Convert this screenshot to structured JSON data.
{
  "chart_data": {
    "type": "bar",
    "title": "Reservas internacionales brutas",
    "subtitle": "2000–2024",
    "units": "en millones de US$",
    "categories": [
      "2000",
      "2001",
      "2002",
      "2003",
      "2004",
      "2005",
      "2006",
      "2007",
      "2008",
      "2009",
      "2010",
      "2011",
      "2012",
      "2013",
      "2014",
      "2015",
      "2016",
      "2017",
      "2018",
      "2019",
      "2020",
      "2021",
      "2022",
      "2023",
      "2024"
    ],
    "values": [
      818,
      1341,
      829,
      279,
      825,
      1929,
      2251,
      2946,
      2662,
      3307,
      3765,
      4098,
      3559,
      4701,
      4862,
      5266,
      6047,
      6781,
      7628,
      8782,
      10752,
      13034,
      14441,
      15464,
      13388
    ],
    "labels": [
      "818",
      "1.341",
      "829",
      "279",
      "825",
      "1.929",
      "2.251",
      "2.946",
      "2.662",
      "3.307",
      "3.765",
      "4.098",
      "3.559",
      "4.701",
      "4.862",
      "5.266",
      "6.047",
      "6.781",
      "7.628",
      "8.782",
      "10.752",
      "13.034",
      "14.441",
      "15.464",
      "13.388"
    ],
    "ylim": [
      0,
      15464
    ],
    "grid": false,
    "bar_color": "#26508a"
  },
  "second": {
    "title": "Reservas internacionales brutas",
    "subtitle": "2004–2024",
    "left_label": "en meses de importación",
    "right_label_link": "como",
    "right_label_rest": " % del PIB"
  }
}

········

▸ **Stated goal**
Wherever a line in the data above holds "subtitle", copy that line.

▸ **Exercise output**
    "subtitle": "2000–2024",
    "subtitle": "2004–2024",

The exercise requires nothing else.